Identify the lines containing the word "flushed". Copy each one.

— Start of RECORDS FOR THE TASK —

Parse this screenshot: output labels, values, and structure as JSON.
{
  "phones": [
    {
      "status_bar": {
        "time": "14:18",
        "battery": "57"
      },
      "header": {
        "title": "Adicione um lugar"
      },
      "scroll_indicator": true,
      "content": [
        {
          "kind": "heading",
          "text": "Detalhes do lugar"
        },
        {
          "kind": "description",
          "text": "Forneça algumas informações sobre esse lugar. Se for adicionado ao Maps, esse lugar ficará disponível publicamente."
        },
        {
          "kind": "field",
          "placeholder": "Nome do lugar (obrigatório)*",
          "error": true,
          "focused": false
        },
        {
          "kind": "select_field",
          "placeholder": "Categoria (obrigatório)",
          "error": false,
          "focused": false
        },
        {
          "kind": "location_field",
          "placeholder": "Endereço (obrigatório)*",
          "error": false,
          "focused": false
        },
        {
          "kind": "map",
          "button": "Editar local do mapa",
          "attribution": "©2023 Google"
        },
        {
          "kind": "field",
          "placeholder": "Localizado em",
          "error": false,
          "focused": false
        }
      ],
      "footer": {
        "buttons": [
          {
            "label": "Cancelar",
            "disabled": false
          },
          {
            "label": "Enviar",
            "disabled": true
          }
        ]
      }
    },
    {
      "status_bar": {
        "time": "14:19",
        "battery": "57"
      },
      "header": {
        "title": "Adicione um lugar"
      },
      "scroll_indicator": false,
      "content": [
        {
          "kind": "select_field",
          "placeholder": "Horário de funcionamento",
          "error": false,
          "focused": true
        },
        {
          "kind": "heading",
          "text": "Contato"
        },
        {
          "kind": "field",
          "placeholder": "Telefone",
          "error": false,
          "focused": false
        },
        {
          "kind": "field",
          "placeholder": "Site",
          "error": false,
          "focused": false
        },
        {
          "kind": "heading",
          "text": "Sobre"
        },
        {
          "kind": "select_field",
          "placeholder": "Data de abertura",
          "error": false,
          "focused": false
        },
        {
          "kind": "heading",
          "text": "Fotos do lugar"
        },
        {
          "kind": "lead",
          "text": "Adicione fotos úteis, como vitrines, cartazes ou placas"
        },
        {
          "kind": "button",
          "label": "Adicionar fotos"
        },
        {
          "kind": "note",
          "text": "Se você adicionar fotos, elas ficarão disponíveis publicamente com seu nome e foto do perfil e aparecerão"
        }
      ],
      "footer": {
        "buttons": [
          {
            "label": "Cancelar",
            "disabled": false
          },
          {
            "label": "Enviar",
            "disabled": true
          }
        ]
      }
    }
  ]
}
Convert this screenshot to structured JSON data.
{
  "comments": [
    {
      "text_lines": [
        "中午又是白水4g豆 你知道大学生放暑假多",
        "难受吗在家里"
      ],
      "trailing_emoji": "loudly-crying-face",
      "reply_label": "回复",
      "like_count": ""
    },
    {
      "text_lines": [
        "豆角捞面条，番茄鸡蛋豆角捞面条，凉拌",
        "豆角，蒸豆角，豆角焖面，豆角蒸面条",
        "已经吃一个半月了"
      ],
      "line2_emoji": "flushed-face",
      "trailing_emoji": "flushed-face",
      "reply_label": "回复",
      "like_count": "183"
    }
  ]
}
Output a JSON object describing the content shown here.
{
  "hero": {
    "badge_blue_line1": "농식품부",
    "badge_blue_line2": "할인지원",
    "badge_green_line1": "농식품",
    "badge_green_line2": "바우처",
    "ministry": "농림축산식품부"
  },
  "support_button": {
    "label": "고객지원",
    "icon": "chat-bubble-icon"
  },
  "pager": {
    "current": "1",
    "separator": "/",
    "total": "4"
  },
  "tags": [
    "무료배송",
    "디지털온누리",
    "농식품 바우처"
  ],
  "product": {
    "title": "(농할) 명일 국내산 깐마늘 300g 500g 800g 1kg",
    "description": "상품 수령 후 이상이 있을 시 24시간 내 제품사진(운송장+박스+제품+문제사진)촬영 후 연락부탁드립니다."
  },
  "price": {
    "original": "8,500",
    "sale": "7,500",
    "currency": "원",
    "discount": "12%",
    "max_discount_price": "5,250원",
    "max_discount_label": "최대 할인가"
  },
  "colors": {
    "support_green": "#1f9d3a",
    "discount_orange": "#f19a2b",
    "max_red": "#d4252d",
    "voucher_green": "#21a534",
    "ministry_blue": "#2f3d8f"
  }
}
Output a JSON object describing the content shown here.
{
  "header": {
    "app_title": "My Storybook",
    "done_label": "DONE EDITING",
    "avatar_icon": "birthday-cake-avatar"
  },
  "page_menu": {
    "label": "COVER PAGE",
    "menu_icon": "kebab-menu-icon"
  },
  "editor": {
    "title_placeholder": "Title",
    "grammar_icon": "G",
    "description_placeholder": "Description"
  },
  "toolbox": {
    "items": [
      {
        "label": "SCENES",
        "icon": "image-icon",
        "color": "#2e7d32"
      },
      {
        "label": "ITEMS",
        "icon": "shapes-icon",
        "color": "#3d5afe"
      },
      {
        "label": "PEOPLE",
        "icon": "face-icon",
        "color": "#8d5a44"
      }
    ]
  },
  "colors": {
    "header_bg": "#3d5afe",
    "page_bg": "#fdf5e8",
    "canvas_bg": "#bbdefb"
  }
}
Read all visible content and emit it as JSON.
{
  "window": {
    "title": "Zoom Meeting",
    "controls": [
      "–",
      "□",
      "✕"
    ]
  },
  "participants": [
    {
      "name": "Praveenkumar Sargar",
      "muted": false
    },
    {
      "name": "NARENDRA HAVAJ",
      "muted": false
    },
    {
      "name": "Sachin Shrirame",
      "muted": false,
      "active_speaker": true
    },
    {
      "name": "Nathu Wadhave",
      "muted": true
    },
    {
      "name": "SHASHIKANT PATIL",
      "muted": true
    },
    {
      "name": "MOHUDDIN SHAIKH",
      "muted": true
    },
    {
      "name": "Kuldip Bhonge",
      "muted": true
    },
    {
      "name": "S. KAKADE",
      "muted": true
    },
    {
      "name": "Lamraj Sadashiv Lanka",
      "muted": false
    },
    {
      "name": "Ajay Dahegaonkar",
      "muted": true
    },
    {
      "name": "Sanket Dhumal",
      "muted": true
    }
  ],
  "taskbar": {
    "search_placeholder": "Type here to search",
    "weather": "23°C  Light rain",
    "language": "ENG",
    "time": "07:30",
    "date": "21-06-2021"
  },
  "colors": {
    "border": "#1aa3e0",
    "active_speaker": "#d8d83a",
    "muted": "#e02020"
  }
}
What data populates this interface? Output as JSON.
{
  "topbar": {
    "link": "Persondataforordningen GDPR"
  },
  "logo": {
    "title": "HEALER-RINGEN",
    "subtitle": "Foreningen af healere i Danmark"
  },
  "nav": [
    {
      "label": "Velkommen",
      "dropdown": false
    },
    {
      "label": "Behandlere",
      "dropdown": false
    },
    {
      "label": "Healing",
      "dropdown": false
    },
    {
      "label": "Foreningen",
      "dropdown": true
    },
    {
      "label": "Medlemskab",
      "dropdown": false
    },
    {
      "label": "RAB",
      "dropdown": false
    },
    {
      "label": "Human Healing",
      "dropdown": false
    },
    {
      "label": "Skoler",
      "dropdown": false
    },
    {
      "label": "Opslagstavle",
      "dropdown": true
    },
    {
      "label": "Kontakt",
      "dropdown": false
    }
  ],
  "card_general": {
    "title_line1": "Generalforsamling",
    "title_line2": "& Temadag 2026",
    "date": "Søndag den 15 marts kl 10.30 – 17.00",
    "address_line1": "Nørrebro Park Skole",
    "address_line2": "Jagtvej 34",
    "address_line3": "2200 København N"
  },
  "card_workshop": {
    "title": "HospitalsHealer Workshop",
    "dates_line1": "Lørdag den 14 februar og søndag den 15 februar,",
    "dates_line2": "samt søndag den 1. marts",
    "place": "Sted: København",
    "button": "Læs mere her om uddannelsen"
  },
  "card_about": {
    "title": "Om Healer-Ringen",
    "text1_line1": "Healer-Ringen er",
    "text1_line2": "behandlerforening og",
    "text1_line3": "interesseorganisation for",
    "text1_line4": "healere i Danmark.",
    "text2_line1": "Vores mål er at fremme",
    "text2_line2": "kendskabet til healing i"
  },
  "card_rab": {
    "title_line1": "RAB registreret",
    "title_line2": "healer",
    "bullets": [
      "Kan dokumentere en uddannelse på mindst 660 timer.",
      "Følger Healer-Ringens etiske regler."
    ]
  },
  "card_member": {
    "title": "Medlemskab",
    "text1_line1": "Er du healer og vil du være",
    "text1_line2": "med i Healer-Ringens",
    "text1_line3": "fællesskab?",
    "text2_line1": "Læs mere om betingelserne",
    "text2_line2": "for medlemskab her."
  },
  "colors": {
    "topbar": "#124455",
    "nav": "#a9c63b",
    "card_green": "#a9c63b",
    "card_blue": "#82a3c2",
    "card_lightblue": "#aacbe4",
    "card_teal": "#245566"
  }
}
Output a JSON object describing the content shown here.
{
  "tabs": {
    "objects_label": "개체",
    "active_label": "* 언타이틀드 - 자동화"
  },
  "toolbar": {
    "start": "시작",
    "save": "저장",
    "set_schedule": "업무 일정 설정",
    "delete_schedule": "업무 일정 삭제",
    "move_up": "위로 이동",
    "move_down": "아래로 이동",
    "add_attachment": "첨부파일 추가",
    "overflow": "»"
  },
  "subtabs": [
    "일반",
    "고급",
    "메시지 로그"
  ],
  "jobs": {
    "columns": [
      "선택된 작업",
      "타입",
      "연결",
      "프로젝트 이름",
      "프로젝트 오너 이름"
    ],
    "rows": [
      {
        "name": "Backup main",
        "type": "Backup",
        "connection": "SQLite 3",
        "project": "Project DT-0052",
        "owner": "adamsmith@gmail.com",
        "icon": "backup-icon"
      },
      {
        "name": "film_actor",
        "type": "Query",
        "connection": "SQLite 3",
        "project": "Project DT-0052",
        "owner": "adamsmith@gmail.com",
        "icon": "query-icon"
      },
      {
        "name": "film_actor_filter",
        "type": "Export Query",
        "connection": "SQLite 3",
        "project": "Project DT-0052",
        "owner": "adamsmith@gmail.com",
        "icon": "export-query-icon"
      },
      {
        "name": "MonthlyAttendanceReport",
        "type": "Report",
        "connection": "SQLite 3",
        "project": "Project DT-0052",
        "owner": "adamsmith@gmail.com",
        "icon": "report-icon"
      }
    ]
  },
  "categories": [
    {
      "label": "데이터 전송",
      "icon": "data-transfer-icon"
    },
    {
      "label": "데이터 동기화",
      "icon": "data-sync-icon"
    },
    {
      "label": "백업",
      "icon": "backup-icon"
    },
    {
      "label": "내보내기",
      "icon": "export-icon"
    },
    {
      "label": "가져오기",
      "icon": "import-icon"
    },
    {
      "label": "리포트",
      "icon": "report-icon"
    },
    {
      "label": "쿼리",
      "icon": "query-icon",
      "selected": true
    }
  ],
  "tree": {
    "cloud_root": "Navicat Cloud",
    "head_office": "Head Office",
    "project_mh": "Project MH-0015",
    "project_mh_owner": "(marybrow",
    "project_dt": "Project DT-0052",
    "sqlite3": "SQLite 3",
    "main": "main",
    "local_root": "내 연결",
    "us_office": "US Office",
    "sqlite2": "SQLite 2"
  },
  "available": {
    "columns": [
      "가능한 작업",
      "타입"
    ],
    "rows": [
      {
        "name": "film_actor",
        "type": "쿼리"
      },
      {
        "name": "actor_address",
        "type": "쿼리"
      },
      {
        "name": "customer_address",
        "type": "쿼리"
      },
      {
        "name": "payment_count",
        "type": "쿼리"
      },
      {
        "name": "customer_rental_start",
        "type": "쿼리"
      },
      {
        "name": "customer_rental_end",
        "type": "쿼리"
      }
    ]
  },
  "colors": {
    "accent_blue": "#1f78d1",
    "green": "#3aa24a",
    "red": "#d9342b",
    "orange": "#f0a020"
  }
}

— End of RECORDS FOR THE TASK —

* [ANSWER TO THIS PROBLEM]:
      "line2_emoji": "flushed-face",
      "trailing_emoji": "flushed-face",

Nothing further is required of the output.